## start RECORDS FOR THE TASK

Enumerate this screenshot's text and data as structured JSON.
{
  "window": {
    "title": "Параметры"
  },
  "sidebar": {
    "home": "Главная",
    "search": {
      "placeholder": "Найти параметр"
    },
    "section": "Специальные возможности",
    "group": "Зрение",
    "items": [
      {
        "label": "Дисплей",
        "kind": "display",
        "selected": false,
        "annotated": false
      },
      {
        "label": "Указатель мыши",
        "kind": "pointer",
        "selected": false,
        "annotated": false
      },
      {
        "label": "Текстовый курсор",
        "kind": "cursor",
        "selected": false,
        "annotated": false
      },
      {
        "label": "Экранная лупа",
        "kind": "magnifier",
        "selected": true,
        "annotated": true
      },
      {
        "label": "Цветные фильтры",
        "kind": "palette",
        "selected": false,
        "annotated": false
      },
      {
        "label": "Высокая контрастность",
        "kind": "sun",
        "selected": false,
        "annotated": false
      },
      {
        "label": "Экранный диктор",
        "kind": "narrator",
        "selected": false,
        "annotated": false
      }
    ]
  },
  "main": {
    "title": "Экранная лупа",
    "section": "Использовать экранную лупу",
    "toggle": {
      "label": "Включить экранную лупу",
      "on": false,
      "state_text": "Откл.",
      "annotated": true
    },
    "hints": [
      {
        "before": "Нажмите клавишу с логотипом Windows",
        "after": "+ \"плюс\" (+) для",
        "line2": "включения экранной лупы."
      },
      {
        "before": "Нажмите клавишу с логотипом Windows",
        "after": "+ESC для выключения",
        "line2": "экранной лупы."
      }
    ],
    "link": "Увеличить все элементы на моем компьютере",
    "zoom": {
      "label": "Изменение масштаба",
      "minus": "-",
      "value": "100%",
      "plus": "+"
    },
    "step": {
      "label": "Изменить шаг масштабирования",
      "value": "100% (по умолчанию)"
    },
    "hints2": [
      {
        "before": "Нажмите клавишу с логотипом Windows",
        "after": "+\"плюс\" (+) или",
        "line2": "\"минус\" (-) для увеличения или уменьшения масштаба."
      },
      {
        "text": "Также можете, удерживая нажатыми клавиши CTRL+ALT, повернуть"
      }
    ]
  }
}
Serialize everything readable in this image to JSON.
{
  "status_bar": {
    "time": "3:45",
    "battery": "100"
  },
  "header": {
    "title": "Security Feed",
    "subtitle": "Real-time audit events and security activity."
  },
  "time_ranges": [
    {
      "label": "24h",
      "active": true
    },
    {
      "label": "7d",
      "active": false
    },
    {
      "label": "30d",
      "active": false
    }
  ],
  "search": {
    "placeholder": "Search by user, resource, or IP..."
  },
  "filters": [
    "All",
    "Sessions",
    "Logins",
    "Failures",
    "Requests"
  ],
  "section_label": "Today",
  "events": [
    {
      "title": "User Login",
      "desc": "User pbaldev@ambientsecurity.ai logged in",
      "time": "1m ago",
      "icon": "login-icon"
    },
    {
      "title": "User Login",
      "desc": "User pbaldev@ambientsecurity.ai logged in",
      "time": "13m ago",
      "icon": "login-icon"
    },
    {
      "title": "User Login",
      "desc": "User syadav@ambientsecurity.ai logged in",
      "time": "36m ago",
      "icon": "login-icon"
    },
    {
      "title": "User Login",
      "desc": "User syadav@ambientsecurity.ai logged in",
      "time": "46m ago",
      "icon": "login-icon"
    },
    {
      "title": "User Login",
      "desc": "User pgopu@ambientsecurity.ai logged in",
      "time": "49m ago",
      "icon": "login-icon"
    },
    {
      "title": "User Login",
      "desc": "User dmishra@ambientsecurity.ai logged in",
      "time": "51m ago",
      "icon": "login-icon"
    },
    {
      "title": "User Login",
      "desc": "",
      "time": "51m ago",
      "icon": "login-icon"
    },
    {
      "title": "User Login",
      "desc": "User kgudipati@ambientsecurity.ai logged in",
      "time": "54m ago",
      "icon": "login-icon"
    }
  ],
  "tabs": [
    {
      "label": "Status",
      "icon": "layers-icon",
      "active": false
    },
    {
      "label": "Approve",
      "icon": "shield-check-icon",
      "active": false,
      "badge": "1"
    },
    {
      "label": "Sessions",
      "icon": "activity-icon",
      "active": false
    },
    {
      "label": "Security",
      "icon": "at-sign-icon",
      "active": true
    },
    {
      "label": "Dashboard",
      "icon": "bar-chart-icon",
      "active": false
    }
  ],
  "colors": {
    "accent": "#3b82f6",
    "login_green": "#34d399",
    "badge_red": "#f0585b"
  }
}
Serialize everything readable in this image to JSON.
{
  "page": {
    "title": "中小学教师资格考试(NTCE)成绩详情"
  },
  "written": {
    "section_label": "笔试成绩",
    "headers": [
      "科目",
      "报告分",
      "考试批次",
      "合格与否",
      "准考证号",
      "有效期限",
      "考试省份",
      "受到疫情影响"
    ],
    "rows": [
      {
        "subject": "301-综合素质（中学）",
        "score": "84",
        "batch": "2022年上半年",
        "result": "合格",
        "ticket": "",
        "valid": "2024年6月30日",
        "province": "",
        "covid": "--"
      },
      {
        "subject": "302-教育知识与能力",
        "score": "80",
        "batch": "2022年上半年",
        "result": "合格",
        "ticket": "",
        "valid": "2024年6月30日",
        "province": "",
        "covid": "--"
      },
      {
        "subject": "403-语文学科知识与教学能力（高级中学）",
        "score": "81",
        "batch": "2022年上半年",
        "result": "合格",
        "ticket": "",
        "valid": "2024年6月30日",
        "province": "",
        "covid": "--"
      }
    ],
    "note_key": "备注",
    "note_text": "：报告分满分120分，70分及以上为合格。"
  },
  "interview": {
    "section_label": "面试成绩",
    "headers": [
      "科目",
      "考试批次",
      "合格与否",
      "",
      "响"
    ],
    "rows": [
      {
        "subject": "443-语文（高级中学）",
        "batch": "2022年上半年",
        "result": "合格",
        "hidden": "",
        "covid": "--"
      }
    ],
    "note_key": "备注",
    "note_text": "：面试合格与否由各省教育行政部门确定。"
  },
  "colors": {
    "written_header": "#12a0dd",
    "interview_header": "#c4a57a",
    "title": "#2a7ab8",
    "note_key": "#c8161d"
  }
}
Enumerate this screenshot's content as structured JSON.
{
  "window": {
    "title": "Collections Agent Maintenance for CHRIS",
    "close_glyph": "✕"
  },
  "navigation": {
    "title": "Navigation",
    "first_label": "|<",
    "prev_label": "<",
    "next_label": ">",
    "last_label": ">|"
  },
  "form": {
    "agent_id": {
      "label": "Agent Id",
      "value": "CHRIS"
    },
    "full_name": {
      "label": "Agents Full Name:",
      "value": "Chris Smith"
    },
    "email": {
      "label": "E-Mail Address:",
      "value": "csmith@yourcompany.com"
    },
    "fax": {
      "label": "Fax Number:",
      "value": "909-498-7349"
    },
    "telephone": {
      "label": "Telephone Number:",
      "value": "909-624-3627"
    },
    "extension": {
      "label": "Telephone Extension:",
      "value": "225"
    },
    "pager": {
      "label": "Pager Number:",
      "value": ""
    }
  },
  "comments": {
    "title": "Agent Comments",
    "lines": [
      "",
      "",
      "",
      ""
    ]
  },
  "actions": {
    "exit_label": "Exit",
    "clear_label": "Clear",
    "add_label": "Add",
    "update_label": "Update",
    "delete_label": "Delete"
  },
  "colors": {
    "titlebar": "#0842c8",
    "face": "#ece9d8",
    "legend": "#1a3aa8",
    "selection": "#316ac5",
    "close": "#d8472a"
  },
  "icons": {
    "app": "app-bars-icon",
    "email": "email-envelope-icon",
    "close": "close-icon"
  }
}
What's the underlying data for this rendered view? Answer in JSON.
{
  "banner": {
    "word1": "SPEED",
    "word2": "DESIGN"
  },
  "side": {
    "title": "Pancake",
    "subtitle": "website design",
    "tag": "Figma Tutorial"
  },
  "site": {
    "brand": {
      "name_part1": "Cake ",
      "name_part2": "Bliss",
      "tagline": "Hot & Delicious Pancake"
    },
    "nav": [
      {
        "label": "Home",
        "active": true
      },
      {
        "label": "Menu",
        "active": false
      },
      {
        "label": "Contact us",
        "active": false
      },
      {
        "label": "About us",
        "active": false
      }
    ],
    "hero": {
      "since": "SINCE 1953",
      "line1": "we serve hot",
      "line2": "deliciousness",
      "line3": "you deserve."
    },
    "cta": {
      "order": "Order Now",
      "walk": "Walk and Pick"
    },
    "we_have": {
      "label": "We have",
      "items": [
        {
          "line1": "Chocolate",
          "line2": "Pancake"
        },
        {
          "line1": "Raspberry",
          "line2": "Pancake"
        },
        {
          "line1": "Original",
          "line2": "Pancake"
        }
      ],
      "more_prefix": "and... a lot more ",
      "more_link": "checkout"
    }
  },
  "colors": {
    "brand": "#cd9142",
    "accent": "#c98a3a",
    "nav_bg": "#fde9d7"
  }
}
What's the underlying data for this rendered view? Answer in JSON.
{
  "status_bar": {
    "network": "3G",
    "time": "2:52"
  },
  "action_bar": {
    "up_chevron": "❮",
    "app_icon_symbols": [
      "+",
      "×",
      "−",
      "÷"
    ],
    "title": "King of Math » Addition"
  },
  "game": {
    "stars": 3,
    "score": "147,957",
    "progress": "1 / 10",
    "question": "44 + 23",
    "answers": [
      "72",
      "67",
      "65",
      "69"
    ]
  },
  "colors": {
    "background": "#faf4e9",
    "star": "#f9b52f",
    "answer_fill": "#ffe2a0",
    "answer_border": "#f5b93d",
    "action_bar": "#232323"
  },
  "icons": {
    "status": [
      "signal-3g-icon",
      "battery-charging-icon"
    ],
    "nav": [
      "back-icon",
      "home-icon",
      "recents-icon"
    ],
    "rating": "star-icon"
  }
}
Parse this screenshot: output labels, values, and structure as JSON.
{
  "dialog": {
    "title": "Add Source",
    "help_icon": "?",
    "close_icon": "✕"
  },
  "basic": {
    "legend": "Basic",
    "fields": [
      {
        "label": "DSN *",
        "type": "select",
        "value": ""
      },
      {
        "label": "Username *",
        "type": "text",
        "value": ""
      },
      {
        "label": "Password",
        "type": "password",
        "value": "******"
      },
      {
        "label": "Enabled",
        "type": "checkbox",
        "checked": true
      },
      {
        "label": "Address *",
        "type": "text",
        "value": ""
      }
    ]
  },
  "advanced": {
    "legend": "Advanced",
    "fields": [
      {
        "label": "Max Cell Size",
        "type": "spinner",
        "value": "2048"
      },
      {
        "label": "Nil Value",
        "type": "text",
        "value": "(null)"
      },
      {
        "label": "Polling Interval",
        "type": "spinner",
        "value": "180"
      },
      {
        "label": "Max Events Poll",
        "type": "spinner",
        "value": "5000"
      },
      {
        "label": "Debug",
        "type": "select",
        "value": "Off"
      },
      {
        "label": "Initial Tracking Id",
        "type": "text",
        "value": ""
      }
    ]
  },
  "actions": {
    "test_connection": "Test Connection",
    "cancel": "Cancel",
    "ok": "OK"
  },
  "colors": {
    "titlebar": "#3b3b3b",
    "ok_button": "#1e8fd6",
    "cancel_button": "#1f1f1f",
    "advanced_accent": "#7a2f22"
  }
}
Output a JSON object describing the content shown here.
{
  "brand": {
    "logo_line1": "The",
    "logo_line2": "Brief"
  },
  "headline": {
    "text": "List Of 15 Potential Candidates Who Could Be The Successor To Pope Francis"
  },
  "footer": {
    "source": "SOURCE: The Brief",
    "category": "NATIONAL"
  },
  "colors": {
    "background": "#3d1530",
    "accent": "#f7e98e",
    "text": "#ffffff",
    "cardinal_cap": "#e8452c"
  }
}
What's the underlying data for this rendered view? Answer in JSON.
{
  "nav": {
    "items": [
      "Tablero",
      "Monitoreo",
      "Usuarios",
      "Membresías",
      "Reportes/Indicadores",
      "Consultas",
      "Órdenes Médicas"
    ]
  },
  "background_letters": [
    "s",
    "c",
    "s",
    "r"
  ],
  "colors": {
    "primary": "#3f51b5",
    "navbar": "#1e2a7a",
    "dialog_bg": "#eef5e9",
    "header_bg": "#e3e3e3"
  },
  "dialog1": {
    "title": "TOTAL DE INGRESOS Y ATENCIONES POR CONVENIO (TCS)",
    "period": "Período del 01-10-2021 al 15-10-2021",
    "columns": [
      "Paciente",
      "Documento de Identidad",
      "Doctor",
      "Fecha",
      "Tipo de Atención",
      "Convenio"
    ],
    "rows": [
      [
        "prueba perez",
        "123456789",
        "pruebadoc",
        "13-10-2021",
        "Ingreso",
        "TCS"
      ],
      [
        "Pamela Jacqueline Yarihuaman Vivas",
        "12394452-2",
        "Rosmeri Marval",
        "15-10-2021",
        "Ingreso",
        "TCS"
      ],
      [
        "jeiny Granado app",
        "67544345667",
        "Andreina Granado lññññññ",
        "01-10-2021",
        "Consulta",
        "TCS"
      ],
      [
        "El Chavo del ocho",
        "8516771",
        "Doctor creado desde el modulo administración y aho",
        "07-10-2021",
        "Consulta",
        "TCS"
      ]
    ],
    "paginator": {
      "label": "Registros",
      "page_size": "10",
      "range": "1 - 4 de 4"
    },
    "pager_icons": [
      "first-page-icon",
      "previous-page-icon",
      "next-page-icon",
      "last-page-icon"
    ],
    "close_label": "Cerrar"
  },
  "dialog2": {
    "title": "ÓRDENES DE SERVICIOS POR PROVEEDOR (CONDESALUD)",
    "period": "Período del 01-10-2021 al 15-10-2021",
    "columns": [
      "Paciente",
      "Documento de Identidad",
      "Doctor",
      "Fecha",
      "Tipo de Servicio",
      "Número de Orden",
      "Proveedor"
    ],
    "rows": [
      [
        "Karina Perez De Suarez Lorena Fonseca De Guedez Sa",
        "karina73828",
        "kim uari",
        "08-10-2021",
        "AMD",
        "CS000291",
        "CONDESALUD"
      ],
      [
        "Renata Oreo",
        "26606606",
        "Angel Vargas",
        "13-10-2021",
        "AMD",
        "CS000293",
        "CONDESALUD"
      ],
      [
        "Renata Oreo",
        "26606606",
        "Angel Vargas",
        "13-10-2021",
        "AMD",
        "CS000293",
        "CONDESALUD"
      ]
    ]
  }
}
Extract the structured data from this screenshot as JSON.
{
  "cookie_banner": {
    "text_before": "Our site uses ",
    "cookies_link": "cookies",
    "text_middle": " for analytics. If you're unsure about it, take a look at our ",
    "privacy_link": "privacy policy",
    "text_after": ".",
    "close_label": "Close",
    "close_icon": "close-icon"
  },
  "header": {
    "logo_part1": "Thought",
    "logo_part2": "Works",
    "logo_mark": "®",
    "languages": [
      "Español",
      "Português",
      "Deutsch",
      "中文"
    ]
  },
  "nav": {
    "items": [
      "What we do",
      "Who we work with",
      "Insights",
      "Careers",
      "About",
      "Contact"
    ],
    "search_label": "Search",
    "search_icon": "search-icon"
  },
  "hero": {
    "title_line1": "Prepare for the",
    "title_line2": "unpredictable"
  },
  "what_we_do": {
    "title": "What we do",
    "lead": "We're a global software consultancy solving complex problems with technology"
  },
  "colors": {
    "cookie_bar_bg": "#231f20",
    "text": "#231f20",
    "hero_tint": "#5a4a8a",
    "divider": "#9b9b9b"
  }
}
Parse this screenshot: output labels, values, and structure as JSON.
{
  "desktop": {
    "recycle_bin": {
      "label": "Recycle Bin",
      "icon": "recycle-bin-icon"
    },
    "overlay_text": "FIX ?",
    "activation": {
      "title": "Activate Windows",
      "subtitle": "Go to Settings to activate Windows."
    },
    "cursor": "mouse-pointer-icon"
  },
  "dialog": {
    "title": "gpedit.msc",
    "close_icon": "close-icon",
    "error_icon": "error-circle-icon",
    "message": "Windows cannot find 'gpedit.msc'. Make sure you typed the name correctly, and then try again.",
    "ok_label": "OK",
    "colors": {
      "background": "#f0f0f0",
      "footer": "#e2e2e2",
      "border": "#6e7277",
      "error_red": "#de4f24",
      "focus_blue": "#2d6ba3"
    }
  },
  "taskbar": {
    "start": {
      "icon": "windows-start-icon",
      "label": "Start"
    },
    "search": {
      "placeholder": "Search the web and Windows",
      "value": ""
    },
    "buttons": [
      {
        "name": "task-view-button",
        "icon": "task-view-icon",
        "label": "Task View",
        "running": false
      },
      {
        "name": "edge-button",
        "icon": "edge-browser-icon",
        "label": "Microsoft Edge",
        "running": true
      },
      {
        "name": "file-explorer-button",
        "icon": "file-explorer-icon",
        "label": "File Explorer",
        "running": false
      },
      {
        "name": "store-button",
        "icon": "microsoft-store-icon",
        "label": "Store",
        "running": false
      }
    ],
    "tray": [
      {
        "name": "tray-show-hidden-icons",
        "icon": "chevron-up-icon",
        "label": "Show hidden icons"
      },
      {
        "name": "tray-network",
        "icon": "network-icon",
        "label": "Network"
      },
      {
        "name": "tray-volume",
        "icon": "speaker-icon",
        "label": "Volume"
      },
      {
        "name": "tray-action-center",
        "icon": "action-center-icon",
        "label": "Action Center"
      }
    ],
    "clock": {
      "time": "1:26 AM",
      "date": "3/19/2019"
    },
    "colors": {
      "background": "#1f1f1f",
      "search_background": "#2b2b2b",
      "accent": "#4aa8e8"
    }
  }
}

## end RECORDS FOR THE TASK

- [PROBLEM DESCRIPTION]
Go through the material and select each line with the string "Экранная" in it.

- [TASK RESPONSE]
        "label": "Экранная лупа",
    "title": "Экранная лупа",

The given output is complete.